### [Given task]
Starting at the beginning of the listing and ending at the line containing "- Bar: [6, 139, 169, 165]", rewrite those lines with "Ellipse shape" swapped for "Oval shape" wherever it occurs, leaving everything else unchanged.

** Start of Records for this exercise **

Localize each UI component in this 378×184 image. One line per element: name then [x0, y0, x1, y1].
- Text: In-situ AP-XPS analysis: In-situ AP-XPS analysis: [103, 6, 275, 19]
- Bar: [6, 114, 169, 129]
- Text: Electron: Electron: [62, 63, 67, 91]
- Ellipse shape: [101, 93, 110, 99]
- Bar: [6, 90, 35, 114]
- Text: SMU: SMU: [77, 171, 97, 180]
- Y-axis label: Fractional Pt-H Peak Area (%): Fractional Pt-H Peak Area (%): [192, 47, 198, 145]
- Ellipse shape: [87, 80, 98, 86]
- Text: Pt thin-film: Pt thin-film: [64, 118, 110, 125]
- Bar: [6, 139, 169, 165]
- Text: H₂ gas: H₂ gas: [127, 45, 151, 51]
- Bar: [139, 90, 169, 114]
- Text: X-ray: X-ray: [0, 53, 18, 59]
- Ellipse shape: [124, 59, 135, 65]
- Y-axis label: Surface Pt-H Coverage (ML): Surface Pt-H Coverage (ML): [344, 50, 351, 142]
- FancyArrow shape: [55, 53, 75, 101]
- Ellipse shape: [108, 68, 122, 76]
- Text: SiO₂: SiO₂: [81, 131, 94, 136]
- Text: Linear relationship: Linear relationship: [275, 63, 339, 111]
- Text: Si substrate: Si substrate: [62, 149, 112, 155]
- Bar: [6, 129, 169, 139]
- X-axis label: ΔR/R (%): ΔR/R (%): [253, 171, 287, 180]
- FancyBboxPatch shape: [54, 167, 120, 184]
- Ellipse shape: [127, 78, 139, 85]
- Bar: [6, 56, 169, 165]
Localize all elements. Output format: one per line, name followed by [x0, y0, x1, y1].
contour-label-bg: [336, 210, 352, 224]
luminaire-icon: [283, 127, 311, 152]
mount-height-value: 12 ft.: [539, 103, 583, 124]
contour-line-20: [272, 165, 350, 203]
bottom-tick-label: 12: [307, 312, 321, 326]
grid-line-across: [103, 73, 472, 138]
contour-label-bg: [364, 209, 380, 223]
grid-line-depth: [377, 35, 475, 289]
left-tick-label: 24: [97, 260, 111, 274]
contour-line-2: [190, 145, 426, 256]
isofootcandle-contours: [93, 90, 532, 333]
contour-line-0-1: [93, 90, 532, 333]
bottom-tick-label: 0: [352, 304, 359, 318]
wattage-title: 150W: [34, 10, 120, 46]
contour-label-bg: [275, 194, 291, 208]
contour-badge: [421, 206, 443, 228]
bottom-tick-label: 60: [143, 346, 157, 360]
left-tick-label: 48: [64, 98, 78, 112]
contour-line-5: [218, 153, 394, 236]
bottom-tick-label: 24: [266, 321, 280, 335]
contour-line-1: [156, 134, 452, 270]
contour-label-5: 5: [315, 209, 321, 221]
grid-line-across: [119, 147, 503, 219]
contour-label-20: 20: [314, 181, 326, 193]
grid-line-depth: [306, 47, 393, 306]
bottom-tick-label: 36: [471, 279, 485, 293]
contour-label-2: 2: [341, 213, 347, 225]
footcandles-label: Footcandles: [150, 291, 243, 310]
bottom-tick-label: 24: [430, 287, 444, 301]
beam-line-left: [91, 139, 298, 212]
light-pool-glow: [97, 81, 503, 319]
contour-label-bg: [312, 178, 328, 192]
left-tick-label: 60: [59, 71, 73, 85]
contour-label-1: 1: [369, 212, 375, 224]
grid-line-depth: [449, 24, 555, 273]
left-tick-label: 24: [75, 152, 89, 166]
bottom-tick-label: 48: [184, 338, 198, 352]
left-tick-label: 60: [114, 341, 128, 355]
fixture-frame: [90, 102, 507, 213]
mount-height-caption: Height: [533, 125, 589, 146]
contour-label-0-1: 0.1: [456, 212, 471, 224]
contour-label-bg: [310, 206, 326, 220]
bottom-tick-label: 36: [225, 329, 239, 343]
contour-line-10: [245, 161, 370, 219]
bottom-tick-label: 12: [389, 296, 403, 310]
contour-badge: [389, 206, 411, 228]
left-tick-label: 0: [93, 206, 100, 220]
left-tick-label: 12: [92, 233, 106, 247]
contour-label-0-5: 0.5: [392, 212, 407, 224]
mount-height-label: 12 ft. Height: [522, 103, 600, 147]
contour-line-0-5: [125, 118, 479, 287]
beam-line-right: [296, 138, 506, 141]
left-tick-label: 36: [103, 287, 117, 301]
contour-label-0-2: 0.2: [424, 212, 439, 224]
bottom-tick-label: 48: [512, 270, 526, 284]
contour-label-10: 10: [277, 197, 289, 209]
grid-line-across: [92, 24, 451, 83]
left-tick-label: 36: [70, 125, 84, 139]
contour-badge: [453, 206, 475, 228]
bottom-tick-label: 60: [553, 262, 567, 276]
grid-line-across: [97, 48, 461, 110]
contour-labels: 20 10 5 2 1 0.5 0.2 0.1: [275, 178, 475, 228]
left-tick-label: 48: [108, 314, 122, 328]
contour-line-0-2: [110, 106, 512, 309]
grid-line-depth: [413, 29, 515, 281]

** End of Records for this exercise **

### [Output of the task]
Localize each UI component in this 378×184 image. One line per element: name then [x0, y0, x1, y1].
- Text: In-situ AP-XPS analysis: In-situ AP-XPS analysis: [103, 6, 275, 19]
- Bar: [6, 114, 169, 129]
- Text: Electron: Electron: [62, 63, 67, 91]
- Oval shape: [101, 93, 110, 99]
- Bar: [6, 90, 35, 114]
- Text: SMU: SMU: [77, 171, 97, 180]
- Y-axis label: Fractional Pt-H Peak Area (%): Fractional Pt-H Peak Area (%): [192, 47, 198, 145]
- Oval shape: [87, 80, 98, 86]
- Text: Pt thin-film: Pt thin-film: [64, 118, 110, 125]
- Bar: [6, 139, 169, 165]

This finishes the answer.